**What the task requires:** Set down the data below without change, skipping the pictures it holds.

_ _ _

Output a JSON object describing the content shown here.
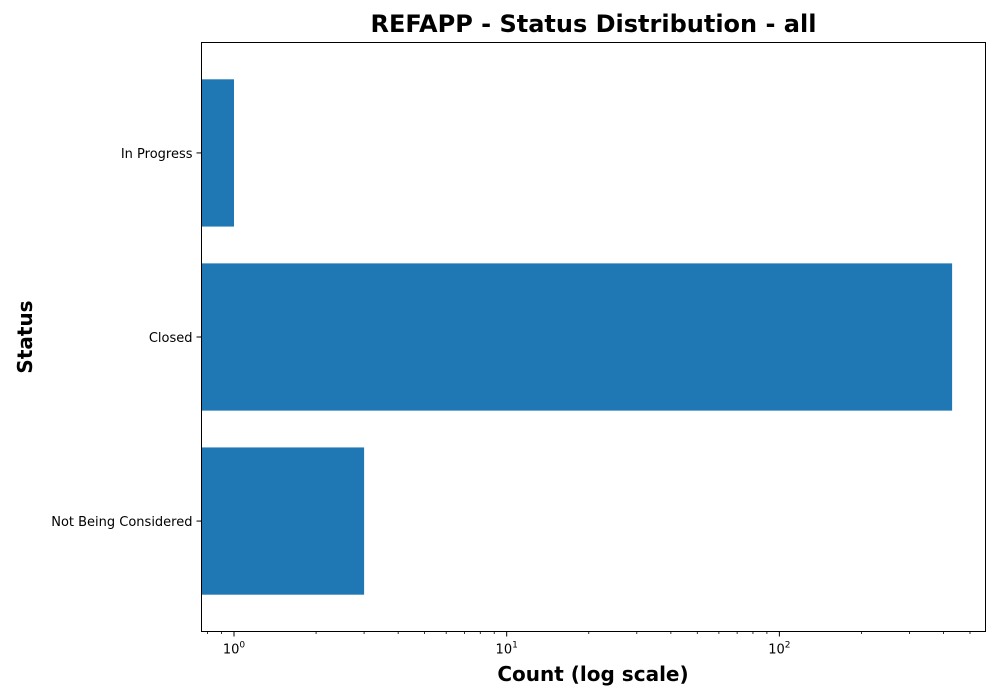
{
  "chart_data": {
    "type": "bar",
    "orientation": "horizontal",
    "title": "REFAPP - Status Distribution - all",
    "xlabel": "Count (log scale)",
    "ylabel": "Status",
    "x_scale": "log",
    "xlim": [
      0.76,
      570
    ],
    "x_ticks": [
      {
        "base": "10",
        "exp": "0",
        "value": 1
      },
      {
        "base": "10",
        "exp": "1",
        "value": 10
      },
      {
        "base": "10",
        "exp": "2",
        "value": 100
      }
    ],
    "categories": [
      "In Progress",
      "Closed",
      "Not Being Considered"
    ],
    "values": [
      1,
      430,
      3
    ],
    "bar_color": "#1f77b4",
    "grid": false
  }
}
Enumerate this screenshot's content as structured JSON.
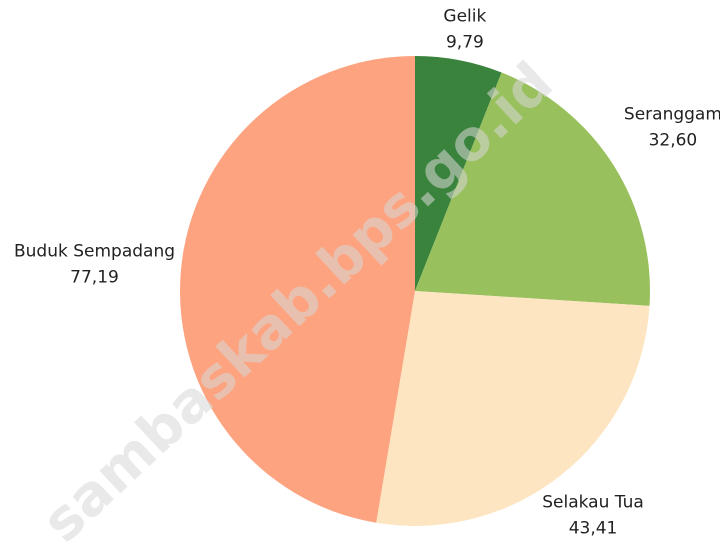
{
  "chart_data": {
    "type": "pie",
    "categories": [
      "Gelik",
      "Seranggam",
      "Selakau Tua",
      "Buduk Sempadang"
    ],
    "values": [
      9.79,
      32.6,
      43.41,
      77.19
    ],
    "value_labels": [
      "9,79",
      "32,60",
      "43,41",
      "77,19"
    ],
    "colors": [
      "#3a833c",
      "#98c05c",
      "#fde5c2",
      "#fda380"
    ]
  },
  "watermark": "sambaskab.bps.go.id"
}
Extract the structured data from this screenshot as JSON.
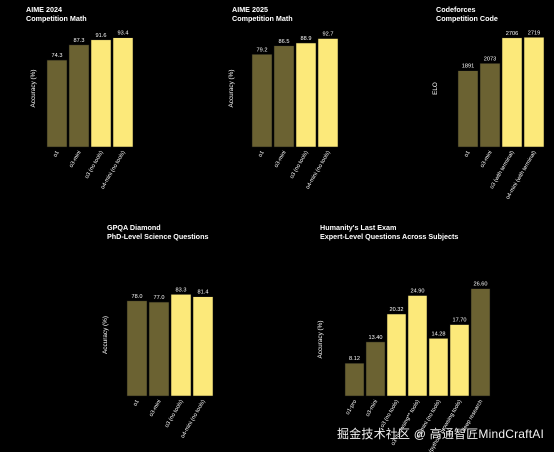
{
  "colors": {
    "background": "#000000",
    "bar_dark": "#6b6232",
    "bar_light": "#fce97a",
    "bar_stroke": "#111111"
  },
  "watermark": "掘金技术社区 @ 高通智匠MindCraftAI",
  "chart_data": [
    {
      "type": "bar",
      "title": "AIME 2024",
      "subtitle": "Competition Math",
      "ylabel": "Accuracy (%)",
      "categories": [
        "o1",
        "o3-mini",
        "o3 (no tools)",
        "o4-mini (no tools)"
      ],
      "values": [
        74.3,
        87.3,
        91.6,
        93.4
      ],
      "labels": [
        "74.3",
        "87.3",
        "91.6",
        "93.4"
      ],
      "bar_styles": [
        "dark",
        "dark",
        "light",
        "light"
      ],
      "ylim": [
        0,
        100
      ],
      "grid": false
    },
    {
      "type": "bar",
      "title": "AIME 2025",
      "subtitle": "Competition Math",
      "ylabel": "Accuracy (%)",
      "categories": [
        "o1",
        "o3-mini",
        "o3 (no tools)",
        "o4-mini (no tools)"
      ],
      "values": [
        79.2,
        86.5,
        88.9,
        92.7
      ],
      "labels": [
        "79.2",
        "86.5",
        "88.9",
        "92.7"
      ],
      "bar_styles": [
        "dark",
        "dark",
        "light",
        "light"
      ],
      "ylim": [
        0,
        100
      ],
      "grid": false
    },
    {
      "type": "bar",
      "title": "Codeforces",
      "subtitle": "Competition Code",
      "ylabel": "ELO",
      "categories": [
        "o1",
        "o3-mini",
        "o3 (with terminal)",
        "o4-mini (with terminal)"
      ],
      "values": [
        1891,
        2073,
        2706,
        2719
      ],
      "labels": [
        "1891",
        "2073",
        "2706",
        "2719"
      ],
      "bar_styles": [
        "dark",
        "dark",
        "light",
        "light"
      ],
      "ylim": [
        0,
        2900
      ],
      "grid": false
    },
    {
      "type": "bar",
      "title": "GPQA Diamond",
      "subtitle": "PhD-Level Science Questions",
      "ylabel": "Accuracy (%)",
      "categories": [
        "o1",
        "o3-mini",
        "o3 (no tools)",
        "o4-mini (no tools)"
      ],
      "values": [
        78.0,
        77.0,
        83.3,
        81.4
      ],
      "labels": [
        "78.0",
        "77.0",
        "83.3",
        "81.4"
      ],
      "bar_styles": [
        "dark",
        "dark",
        "light",
        "light"
      ],
      "ylim": [
        0,
        100
      ],
      "grid": false
    },
    {
      "type": "bar",
      "title": "Humanity's Last Exam",
      "subtitle": "Expert-Level Questions Across Subjects",
      "ylabel": "Accuracy (%)",
      "categories": [
        "o1-pro",
        "o3-mini",
        "o3 (no tools)",
        "o3 (browsing** tools)",
        "o4-mini (no tools)",
        "o4-mini (python* browsing tools)",
        "deep research"
      ],
      "values": [
        8.12,
        13.4,
        20.32,
        24.9,
        14.28,
        17.7,
        26.6
      ],
      "labels": [
        "8.12",
        "13.40",
        "20.32",
        "24.90",
        "14.28",
        "17.70",
        "26.60"
      ],
      "bar_styles": [
        "dark",
        "dark",
        "light",
        "light",
        "light",
        "light",
        "dark"
      ],
      "ylim": [
        0,
        28
      ],
      "grid": false
    }
  ]
}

_ _ _

**Result:**
Output a JSON object describing the content shown here.
{
  "chart_data": {
    "type": "bar",
    "orientation": "horizontal",
    "title": "REFAPP - Status Distribution - all",
    "xlabel": "Count (log scale)",
    "ylabel": "Status",
    "x_scale": "log",
    "xlim": [
      0.76,
      570
    ],
    "x_ticks": [
      {
        "base": "10",
        "exp": "0",
        "value": 1
      },
      {
        "base": "10",
        "exp": "1",
        "value": 10
      },
      {
        "base": "10",
        "exp": "2",
        "value": 100
      }
    ],
    "categories": [
      "In Progress",
      "Closed",
      "Not Being Considered"
    ],
    "values": [
      1,
      430,
      3
    ],
    "bar_color": "#1f77b4",
    "grid": false
  }
}
Enumerate this screenshot's content as structured JSON.
{
  "chart_data": {
    "type": "pie",
    "categories": [
      "Gelik",
      "Seranggam",
      "Selakau Tua",
      "Buduk Sempadang"
    ],
    "values": [
      9.79,
      32.6,
      43.41,
      77.19
    ],
    "value_labels": [
      "9,79",
      "32,60",
      "43,41",
      "77,19"
    ],
    "colors": [
      "#3a833c",
      "#98c05c",
      "#fde5c2",
      "#fda380"
    ]
  },
  "watermark": "sambaskab.bps.go.id"
}
Extract the structured data from this screenshot as JSON.
{
  "colors": {
    "background": "#000000",
    "bar_dark": "#6b6232",
    "bar_light": "#fce97a",
    "bar_stroke": "#111111"
  },
  "watermark": "掘金技术社区 @ 高通智匠MindCraftAI",
  "chart_data": [
    {
      "type": "bar",
      "title": "AIME 2024",
      "subtitle": "Competition Math",
      "ylabel": "Accuracy (%)",
      "categories": [
        "o1",
        "o3-mini",
        "o3 (no tools)",
        "o4-mini (no tools)"
      ],
      "values": [
        74.3,
        87.3,
        91.6,
        93.4
      ],
      "labels": [
        "74.3",
        "87.3",
        "91.6",
        "93.4"
      ],
      "bar_styles": [
        "dark",
        "dark",
        "light",
        "light"
      ],
      "ylim": [
        0,
        100
      ],
      "grid": false
    },
    {
      "type": "bar",
      "title": "AIME 2025",
      "subtitle": "Competition Math",
      "ylabel": "Accuracy (%)",
      "categories": [
        "o1",
        "o3-mini",
        "o3 (no tools)",
        "o4-mini (no tools)"
      ],
      "values": [
        79.2,
        86.5,
        88.9,
        92.7
      ],
      "labels": [
        "79.2",
        "86.5",
        "88.9",
        "92.7"
      ],
      "bar_styles": [
        "dark",
        "dark",
        "light",
        "light"
      ],
      "ylim": [
        0,
        100
      ],
      "grid": false
    },
    {
      "type": "bar",
      "title": "Codeforces",
      "subtitle": "Competition Code",
      "ylabel": "ELO",
      "categories": [
        "o1",
        "o3-mini",
        "o3 (with terminal)",
        "o4-mini (with terminal)"
      ],
      "values": [
        1891,
        2073,
        2706,
        2719
      ],
      "labels": [
        "1891",
        "2073",
        "2706",
        "2719"
      ],
      "bar_styles": [
        "dark",
        "dark",
        "light",
        "light"
      ],
      "ylim": [
        0,
        2900
      ],
      "grid": false
    },
    {
      "type": "bar",
      "title": "GPQA Diamond",
      "subtitle": "PhD-Level Science Questions",
      "ylabel": "Accuracy (%)",
      "categories": [
        "o1",
        "o3-mini",
        "o3 (no tools)",
        "o4-mini (no tools)"
      ],
      "values": [
        78.0,
        77.0,
        83.3,
        81.4
      ],
      "labels": [
        "78.0",
        "77.0",
        "83.3",
        "81.4"
      ],
      "bar_styles": [
        "dark",
        "dark",
        "light",
        "light"
      ],
      "ylim": [
        0,
        100
      ],
      "grid": false
    },
    {
      "type": "bar",
      "title": "Humanity's Last Exam",
      "subtitle": "Expert-Level Questions Across Subjects",
      "ylabel": "Accuracy (%)",
      "categories": [
        "o1-pro",
        "o3-mini",
        "o3 (no tools)",
        "o3 (browsing** tools)",
        "o4-mini (no tools)",
        "o4-mini (python* browsing tools)",
        "deep research"
      ],
      "values": [
        8.12,
        13.4,
        20.32,
        24.9,
        14.28,
        17.7,
        26.6
      ],
      "labels": [
        "8.12",
        "13.40",
        "20.32",
        "24.90",
        "14.28",
        "17.70",
        "26.60"
      ],
      "bar_styles": [
        "dark",
        "dark",
        "light",
        "light",
        "light",
        "light",
        "dark"
      ],
      "ylim": [
        0,
        28
      ],
      "grid": false
    }
  ]
}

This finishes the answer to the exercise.